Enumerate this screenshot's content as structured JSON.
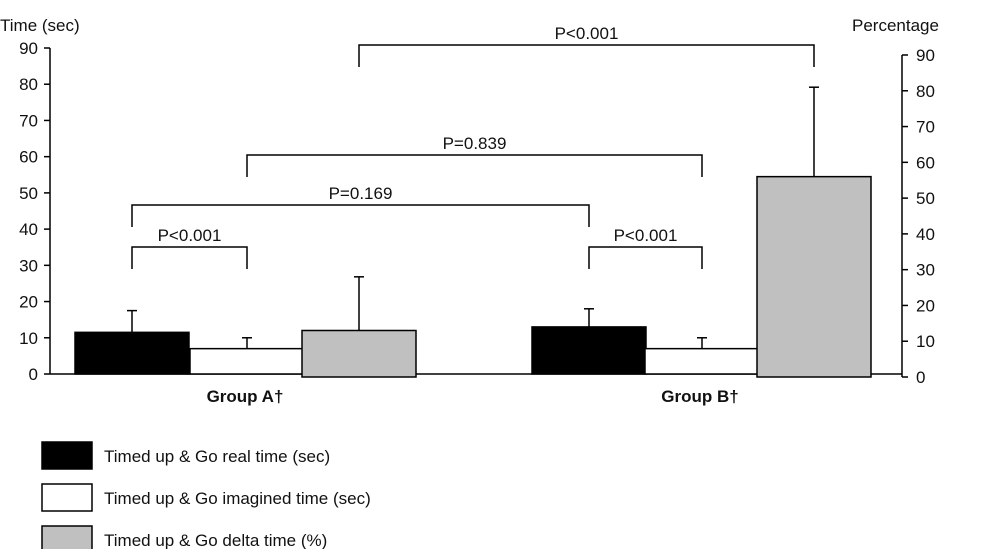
{
  "chart_data": {
    "type": "bar",
    "ylabel_left": "Time (sec)",
    "ylabel_right": "Percentage",
    "ylim_left": [
      0,
      90
    ],
    "ylim_right": [
      0,
      90
    ],
    "yticks_left": [
      0,
      10,
      20,
      30,
      40,
      50,
      60,
      70,
      80,
      90
    ],
    "yticks_right": [
      0,
      10,
      20,
      30,
      40,
      50,
      60,
      70,
      80,
      90
    ],
    "categories": [
      "Group A†",
      "Group B†"
    ],
    "series": [
      {
        "name": "Timed up & Go real time (sec)",
        "axis": "left",
        "color": "#000000",
        "values": [
          11.5,
          13
        ],
        "errors": [
          6,
          5
        ]
      },
      {
        "name": "Timed up & Go imagined time (sec)",
        "axis": "left",
        "color": "#ffffff",
        "values": [
          7,
          7
        ],
        "errors": [
          3,
          3
        ]
      },
      {
        "name": "Timed up & Go delta time (%)",
        "axis": "right",
        "color": "#c0c0c0",
        "values": [
          13,
          56
        ],
        "errors": [
          15,
          25
        ]
      }
    ],
    "grid": false,
    "legend": "bottom-left",
    "annotations": [
      {
        "label": "P<0.001",
        "from": {
          "group": 0,
          "series": 0
        },
        "to": {
          "group": 0,
          "series": 1
        }
      },
      {
        "label": "P=0.169",
        "from": {
          "group": 0,
          "series": 0
        },
        "to": {
          "group": 1,
          "series": 0
        }
      },
      {
        "label": "P=0.839",
        "from": {
          "group": 0,
          "series": 1
        },
        "to": {
          "group": 1,
          "series": 1
        }
      },
      {
        "label": "P<0.001",
        "from": {
          "group": 1,
          "series": 0
        },
        "to": {
          "group": 1,
          "series": 1
        }
      },
      {
        "label": "P<0.001",
        "from": {
          "group": 0,
          "series": 2
        },
        "to": {
          "group": 1,
          "series": 2
        }
      }
    ]
  }
}
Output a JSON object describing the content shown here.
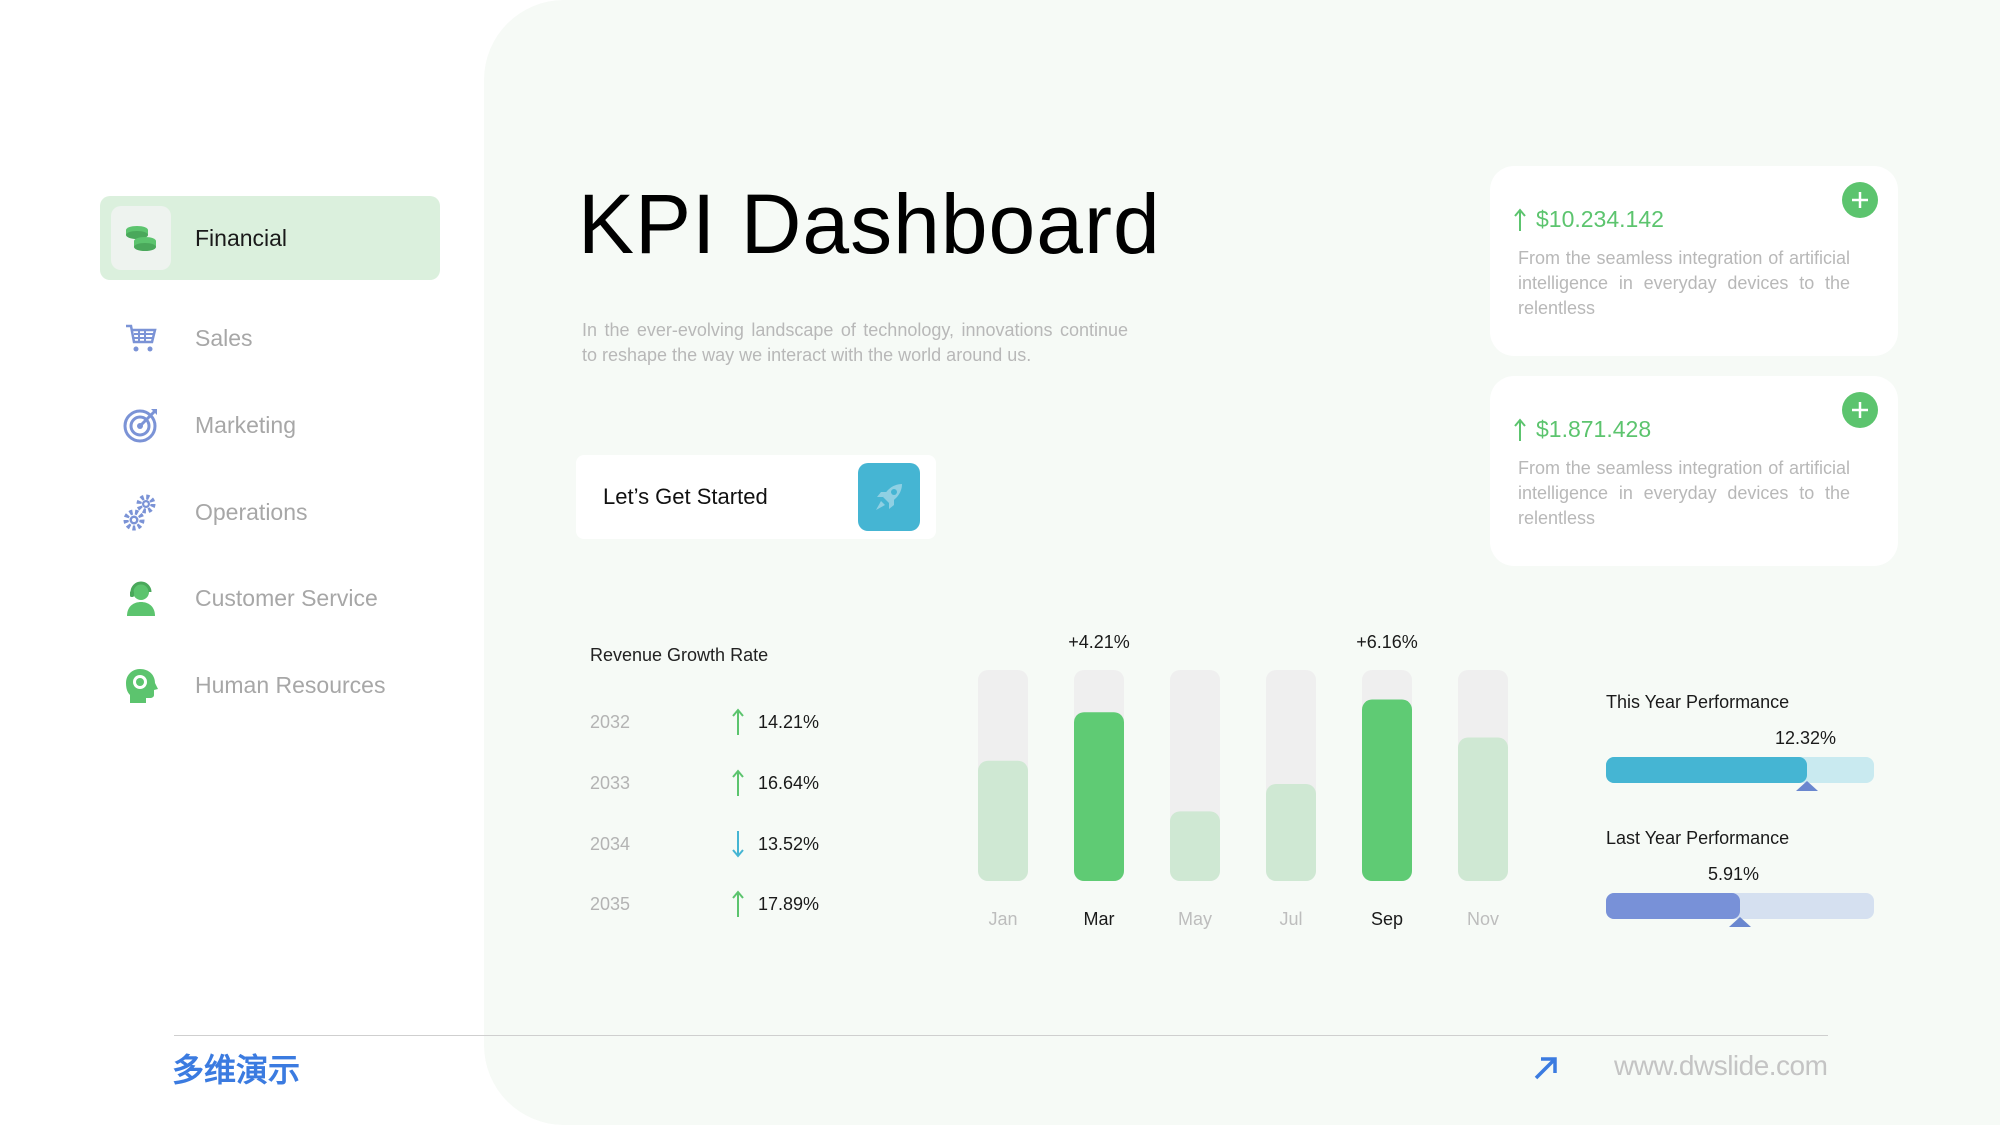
{
  "sidebar": {
    "items": [
      {
        "label": "Financial",
        "icon": "coins-icon",
        "active": true
      },
      {
        "label": "Sales",
        "icon": "cart-icon"
      },
      {
        "label": "Marketing",
        "icon": "target-icon"
      },
      {
        "label": "Operations",
        "icon": "gears-icon"
      },
      {
        "label": "Customer Service",
        "icon": "headset-agent-icon"
      },
      {
        "label": "Human Resources",
        "icon": "head-brain-icon"
      }
    ]
  },
  "main": {
    "title": "KPI Dashboard",
    "intro": "In the ever-evolving landscape of technology, innovations continue to reshape the way we interact with the world around us.",
    "cta_label": "Let’s Get Started",
    "cta_icon": "rocket-icon"
  },
  "cards": [
    {
      "value": "$10.234.142",
      "description": "From the seamless integration of artificial intelligence in everyday devices to the relentless"
    },
    {
      "value": "$1.871.428",
      "description": "From the seamless integration of artificial intelligence in everyday devices to the relentless"
    }
  ],
  "revenue": {
    "title": "Revenue Growth Rate",
    "rows": [
      {
        "year": "2032",
        "value": "14.21%",
        "direction": "up"
      },
      {
        "year": "2033",
        "value": "16.64%",
        "direction": "up"
      },
      {
        "year": "2034",
        "value": "13.52%",
        "direction": "down"
      },
      {
        "year": "2035",
        "value": "17.89%",
        "direction": "up"
      }
    ]
  },
  "chart_data": {
    "type": "bar",
    "categories": [
      "Jan",
      "Mar",
      "May",
      "Jul",
      "Sep",
      "Nov"
    ],
    "values": [
      57,
      80,
      33,
      46,
      86,
      68
    ],
    "ylim": [
      0,
      100
    ],
    "highlighted": [
      "Mar",
      "Sep"
    ],
    "annotations": [
      {
        "category": "Mar",
        "text": "+4.21%"
      },
      {
        "category": "Sep",
        "text": "+6.16%"
      }
    ],
    "grid": false,
    "colors": {
      "highlight": "#5fcb74",
      "normal": "#cfe8d3",
      "track": "#efefef"
    }
  },
  "performance": {
    "this_year": {
      "label": "This Year Performance",
      "value": "12.32%",
      "fill_fraction": 0.75,
      "color": "#45b5d3",
      "track_color": "#c9eaf0"
    },
    "last_year": {
      "label": "Last Year Performance",
      "value": "5.91%",
      "fill_fraction": 0.5,
      "color": "#7891d8",
      "track_color": "#d5e0f0"
    }
  },
  "footer": {
    "brand": "多维演示",
    "site": "www.dwslide.com"
  },
  "colors": {
    "accent_green": "#5cc46e",
    "accent_blue": "#45b5d3",
    "brand_blue": "#3b7be0"
  }
}
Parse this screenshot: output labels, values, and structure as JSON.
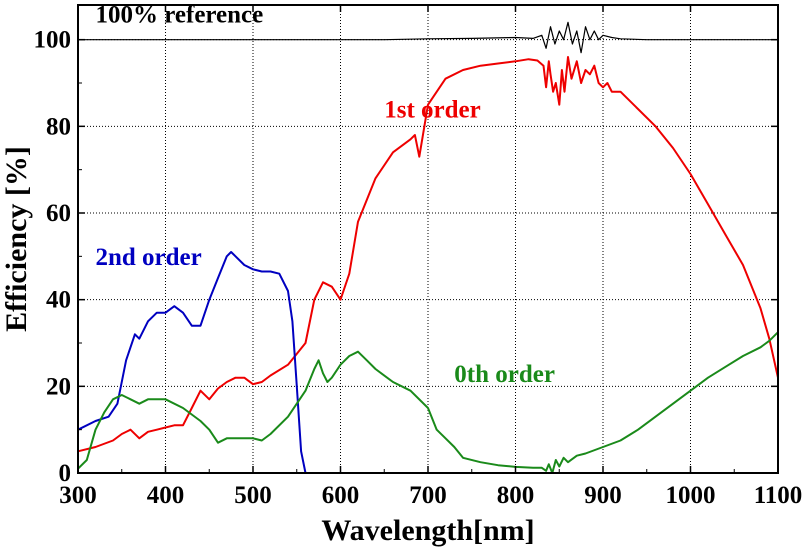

━━━━━━━━━━

* [GOAL]:
Output the entries above exactly, without their pictures.

* [RESULT BELOW]:
Enumerate this screenshot's content as structured JSON.
{
  "chart_data": {
    "type": "bar",
    "ylabel_left": "Time (sec)",
    "ylabel_right": "Percentage",
    "ylim_left": [
      0,
      90
    ],
    "ylim_right": [
      0,
      90
    ],
    "yticks_left": [
      0,
      10,
      20,
      30,
      40,
      50,
      60,
      70,
      80,
      90
    ],
    "yticks_right": [
      0,
      10,
      20,
      30,
      40,
      50,
      60,
      70,
      80,
      90
    ],
    "categories": [
      "Group A†",
      "Group B†"
    ],
    "series": [
      {
        "name": "Timed up & Go real time (sec)",
        "axis": "left",
        "color": "#000000",
        "values": [
          11.5,
          13
        ],
        "errors": [
          6,
          5
        ]
      },
      {
        "name": "Timed up & Go imagined time (sec)",
        "axis": "left",
        "color": "#ffffff",
        "values": [
          7,
          7
        ],
        "errors": [
          3,
          3
        ]
      },
      {
        "name": "Timed up & Go delta time (%)",
        "axis": "right",
        "color": "#c0c0c0",
        "values": [
          13,
          56
        ],
        "errors": [
          15,
          25
        ]
      }
    ],
    "grid": false,
    "legend": "bottom-left",
    "annotations": [
      {
        "label": "P<0.001",
        "from": {
          "group": 0,
          "series": 0
        },
        "to": {
          "group": 0,
          "series": 1
        }
      },
      {
        "label": "P=0.169",
        "from": {
          "group": 0,
          "series": 0
        },
        "to": {
          "group": 1,
          "series": 0
        }
      },
      {
        "label": "P=0.839",
        "from": {
          "group": 0,
          "series": 1
        },
        "to": {
          "group": 1,
          "series": 1
        }
      },
      {
        "label": "P<0.001",
        "from": {
          "group": 1,
          "series": 0
        },
        "to": {
          "group": 1,
          "series": 1
        }
      },
      {
        "label": "P<0.001",
        "from": {
          "group": 0,
          "series": 2
        },
        "to": {
          "group": 1,
          "series": 2
        }
      }
    ]
  }
}
Output a JSON object describing the content shown here.
{
  "sidebar": {
    "items": [
      {
        "label": "Financial",
        "icon": "coins-icon",
        "active": true
      },
      {
        "label": "Sales",
        "icon": "cart-icon"
      },
      {
        "label": "Marketing",
        "icon": "target-icon"
      },
      {
        "label": "Operations",
        "icon": "gears-icon"
      },
      {
        "label": "Customer Service",
        "icon": "headset-agent-icon"
      },
      {
        "label": "Human Resources",
        "icon": "head-brain-icon"
      }
    ]
  },
  "main": {
    "title": "KPI Dashboard",
    "intro": "In the ever-evolving landscape of technology, innovations continue to reshape the way we interact with the world around us.",
    "cta_label": "Let’s Get Started",
    "cta_icon": "rocket-icon"
  },
  "cards": [
    {
      "value": "$10.234.142",
      "description": "From the seamless integration of artificial intelligence in everyday devices to the relentless"
    },
    {
      "value": "$1.871.428",
      "description": "From the seamless integration of artificial intelligence in everyday devices to the relentless"
    }
  ],
  "revenue": {
    "title": "Revenue Growth Rate",
    "rows": [
      {
        "year": "2032",
        "value": "14.21%",
        "direction": "up"
      },
      {
        "year": "2033",
        "value": "16.64%",
        "direction": "up"
      },
      {
        "year": "2034",
        "value": "13.52%",
        "direction": "down"
      },
      {
        "year": "2035",
        "value": "17.89%",
        "direction": "up"
      }
    ]
  },
  "chart_data": {
    "type": "bar",
    "categories": [
      "Jan",
      "Mar",
      "May",
      "Jul",
      "Sep",
      "Nov"
    ],
    "values": [
      57,
      80,
      33,
      46,
      86,
      68
    ],
    "ylim": [
      0,
      100
    ],
    "highlighted": [
      "Mar",
      "Sep"
    ],
    "annotations": [
      {
        "category": "Mar",
        "text": "+4.21%"
      },
      {
        "category": "Sep",
        "text": "+6.16%"
      }
    ],
    "grid": false,
    "colors": {
      "highlight": "#5fcb74",
      "normal": "#cfe8d3",
      "track": "#efefef"
    }
  },
  "performance": {
    "this_year": {
      "label": "This Year Performance",
      "value": "12.32%",
      "fill_fraction": 0.75,
      "color": "#45b5d3",
      "track_color": "#c9eaf0"
    },
    "last_year": {
      "label": "Last Year Performance",
      "value": "5.91%",
      "fill_fraction": 0.5,
      "color": "#7891d8",
      "track_color": "#d5e0f0"
    }
  },
  "footer": {
    "brand": "多维演示",
    "site": "www.dwslide.com"
  },
  "colors": {
    "accent_green": "#5cc46e",
    "accent_blue": "#45b5d3",
    "brand_blue": "#3b7be0"
  }
}
Parse this screenshot: output labels, values, and structure as JSON.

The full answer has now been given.